◆ **PROBLEM REQUIREMENTS**
Leave out the pictures and repeat the data exactly.

◆ **GIVEN DATA**

((

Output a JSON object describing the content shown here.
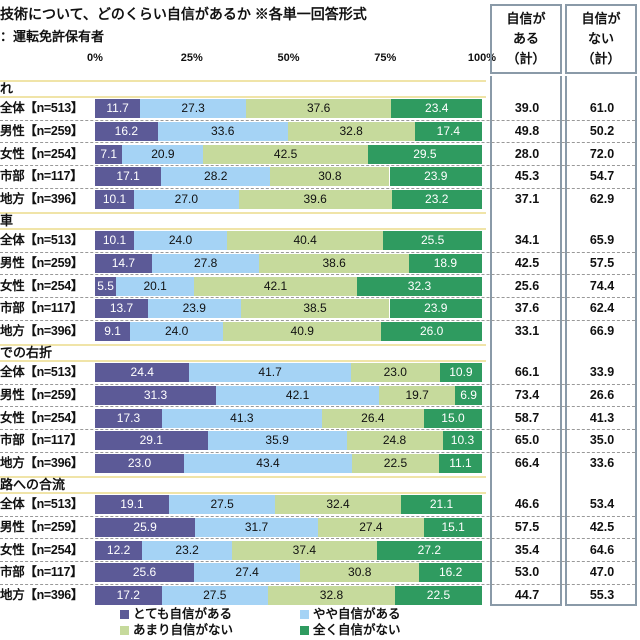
{
  "chart_data": {
    "type": "bar",
    "orientation": "horizontal-stacked-100",
    "title": "技術について、どのくらい自信があるか ※各単一回答形式",
    "subtitle": "：運転免許保有者",
    "x_ticks": [
      "0%",
      "25%",
      "50%",
      "75%",
      "100%"
    ],
    "xlim": [
      0,
      100
    ],
    "column_headers": [
      "自信が\nある\n（計）",
      "自信が\nない\n（計）"
    ],
    "legend": {
      "placement": "bottom",
      "entries": [
        "とても自信がある",
        "やや自信がある",
        "あまり自信がない",
        "全く自信がない"
      ]
    },
    "colors": [
      "#5c5a97",
      "#a5d3f5",
      "#c6da9c",
      "#2f9b60"
    ],
    "sections": [
      {
        "label": "れ",
        "rows": [
          {
            "label": "全体【n=513】",
            "values": [
              11.7,
              27.3,
              37.6,
              23.4
            ],
            "totals": [
              "39.0",
              "61.0"
            ]
          },
          {
            "label": "男性【n=259】",
            "values": [
              16.2,
              33.6,
              32.8,
              17.4
            ],
            "totals": [
              "49.8",
              "50.2"
            ]
          },
          {
            "label": "女性【n=254】",
            "values": [
              7.1,
              20.9,
              42.5,
              29.5
            ],
            "totals": [
              "28.0",
              "72.0"
            ]
          },
          {
            "label": "市部【n=117】",
            "values": [
              17.1,
              28.2,
              30.8,
              23.9
            ],
            "totals": [
              "45.3",
              "54.7"
            ]
          },
          {
            "label": "地方【n=396】",
            "values": [
              10.1,
              27.0,
              39.6,
              23.2
            ],
            "totals": [
              "37.1",
              "62.9"
            ]
          }
        ]
      },
      {
        "label": "車",
        "rows": [
          {
            "label": "全体【n=513】",
            "values": [
              10.1,
              24.0,
              40.4,
              25.5
            ],
            "totals": [
              "34.1",
              "65.9"
            ]
          },
          {
            "label": "男性【n=259】",
            "values": [
              14.7,
              27.8,
              38.6,
              18.9
            ],
            "totals": [
              "42.5",
              "57.5"
            ]
          },
          {
            "label": "女性【n=254】",
            "values": [
              5.5,
              20.1,
              42.1,
              32.3
            ],
            "totals": [
              "25.6",
              "74.4"
            ]
          },
          {
            "label": "市部【n=117】",
            "values": [
              13.7,
              23.9,
              38.5,
              23.9
            ],
            "totals": [
              "37.6",
              "62.4"
            ]
          },
          {
            "label": "地方【n=396】",
            "values": [
              9.1,
              24.0,
              40.9,
              26.0
            ],
            "totals": [
              "33.1",
              "66.9"
            ]
          }
        ]
      },
      {
        "label": "での右折",
        "rows": [
          {
            "label": "全体【n=513】",
            "values": [
              24.4,
              41.7,
              23.0,
              10.9
            ],
            "totals": [
              "66.1",
              "33.9"
            ]
          },
          {
            "label": "男性【n=259】",
            "values": [
              31.3,
              42.1,
              19.7,
              6.9
            ],
            "totals": [
              "73.4",
              "26.6"
            ]
          },
          {
            "label": "女性【n=254】",
            "values": [
              17.3,
              41.3,
              26.4,
              15.0
            ],
            "totals": [
              "58.7",
              "41.3"
            ]
          },
          {
            "label": "市部【n=117】",
            "values": [
              29.1,
              35.9,
              24.8,
              10.3
            ],
            "totals": [
              "65.0",
              "35.0"
            ]
          },
          {
            "label": "地方【n=396】",
            "values": [
              23.0,
              43.4,
              22.5,
              11.1
            ],
            "totals": [
              "66.4",
              "33.6"
            ]
          }
        ]
      },
      {
        "label": "路への合流",
        "rows": [
          {
            "label": "全体【n=513】",
            "values": [
              19.1,
              27.5,
              32.4,
              21.1
            ],
            "totals": [
              "46.6",
              "53.4"
            ]
          },
          {
            "label": "男性【n=259】",
            "values": [
              25.9,
              31.7,
              27.4,
              15.1
            ],
            "totals": [
              "57.5",
              "42.5"
            ]
          },
          {
            "label": "女性【n=254】",
            "values": [
              12.2,
              23.2,
              37.4,
              27.2
            ],
            "totals": [
              "35.4",
              "64.6"
            ]
          },
          {
            "label": "市部【n=117】",
            "values": [
              25.6,
              27.4,
              30.8,
              16.2
            ],
            "totals": [
              "53.0",
              "47.0"
            ]
          },
          {
            "label": "地方【n=396】",
            "values": [
              17.2,
              27.5,
              32.8,
              22.5
            ],
            "totals": [
              "44.7",
              "55.3"
            ]
          }
        ]
      }
    ]
  }
}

))

◆ **EXERCISE OUTPUT**
Output a JSON object describing the content shown here.
{
  "chart_data": {
    "type": "bar",
    "orientation": "horizontal-stacked-100",
    "title": "技術について、どのくらい自信があるか ※各単一回答形式",
    "subtitle": "：運転免許保有者",
    "x_ticks": [
      "0%",
      "25%",
      "50%",
      "75%",
      "100%"
    ],
    "xlim": [
      0,
      100
    ],
    "column_headers": [
      "自信が\nある\n（計）",
      "自信が\nない\n（計）"
    ],
    "legend": {
      "placement": "bottom",
      "entries": [
        "とても自信がある",
        "やや自信がある",
        "あまり自信がない",
        "全く自信がない"
      ]
    },
    "colors": [
      "#5c5a97",
      "#a5d3f5",
      "#c6da9c",
      "#2f9b60"
    ],
    "sections": [
      {
        "label": "れ",
        "rows": [
          {
            "label": "全体【n=513】",
            "values": [
              11.7,
              27.3,
              37.6,
              23.4
            ],
            "totals": [
              "39.0",
              "61.0"
            ]
          },
          {
            "label": "男性【n=259】",
            "values": [
              16.2,
              33.6,
              32.8,
              17.4
            ],
            "totals": [
              "49.8",
              "50.2"
            ]
          },
          {
            "label": "女性【n=254】",
            "values": [
              7.1,
              20.9,
              42.5,
              29.5
            ],
            "totals": [
              "28.0",
              "72.0"
            ]
          },
          {
            "label": "市部【n=117】",
            "values": [
              17.1,
              28.2,
              30.8,
              23.9
            ],
            "totals": [
              "45.3",
              "54.7"
            ]
          },
          {
            "label": "地方【n=396】",
            "values": [
              10.1,
              27.0,
              39.6,
              23.2
            ],
            "totals": [
              "37.1",
              "62.9"
            ]
          }
        ]
      },
      {
        "label": "車",
        "rows": [
          {
            "label": "全体【n=513】",
            "values": [
              10.1,
              24.0,
              40.4,
              25.5
            ],
            "totals": [
              "34.1",
              "65.9"
            ]
          },
          {
            "label": "男性【n=259】",
            "values": [
              14.7,
              27.8,
              38.6,
              18.9
            ],
            "totals": [
              "42.5",
              "57.5"
            ]
          },
          {
            "label": "女性【n=254】",
            "values": [
              5.5,
              20.1,
              42.1,
              32.3
            ],
            "totals": [
              "25.6",
              "74.4"
            ]
          },
          {
            "label": "市部【n=117】",
            "values": [
              13.7,
              23.9,
              38.5,
              23.9
            ],
            "totals": [
              "37.6",
              "62.4"
            ]
          },
          {
            "label": "地方【n=396】",
            "values": [
              9.1,
              24.0,
              40.9,
              26.0
            ],
            "totals": [
              "33.1",
              "66.9"
            ]
          }
        ]
      },
      {
        "label": "での右折",
        "rows": [
          {
            "label": "全体【n=513】",
            "values": [
              24.4,
              41.7,
              23.0,
              10.9
            ],
            "totals": [
              "66.1",
              "33.9"
            ]
          },
          {
            "label": "男性【n=259】",
            "values": [
              31.3,
              42.1,
              19.7,
              6.9
            ],
            "totals": [
              "73.4",
              "26.6"
            ]
          },
          {
            "label": "女性【n=254】",
            "values": [
              17.3,
              41.3,
              26.4,
              15.0
            ],
            "totals": [
              "58.7",
              "41.3"
            ]
          },
          {
            "label": "市部【n=117】",
            "values": [
              29.1,
              35.9,
              24.8,
              10.3
            ],
            "totals": [
              "65.0",
              "35.0"
            ]
          },
          {
            "label": "地方【n=396】",
            "values": [
              23.0,
              43.4,
              22.5,
              11.1
            ],
            "totals": [
              "66.4",
              "33.6"
            ]
          }
        ]
      },
      {
        "label": "路への合流",
        "rows": [
          {
            "label": "全体【n=513】",
            "values": [
              19.1,
              27.5,
              32.4,
              21.1
            ],
            "totals": [
              "46.6",
              "53.4"
            ]
          },
          {
            "label": "男性【n=259】",
            "values": [
              25.9,
              31.7,
              27.4,
              15.1
            ],
            "totals": [
              "57.5",
              "42.5"
            ]
          },
          {
            "label": "女性【n=254】",
            "values": [
              12.2,
              23.2,
              37.4,
              27.2
            ],
            "totals": [
              "35.4",
              "64.6"
            ]
          },
          {
            "label": "市部【n=117】",
            "values": [
              25.6,
              27.4,
              30.8,
              16.2
            ],
            "totals": [
              "53.0",
              "47.0"
            ]
          },
          {
            "label": "地方【n=396】",
            "values": [
              17.2,
              27.5,
              32.8,
              22.5
            ],
            "totals": [
              "44.7",
              "55.3"
            ]
          }
        ]
      }
    ]
  }
}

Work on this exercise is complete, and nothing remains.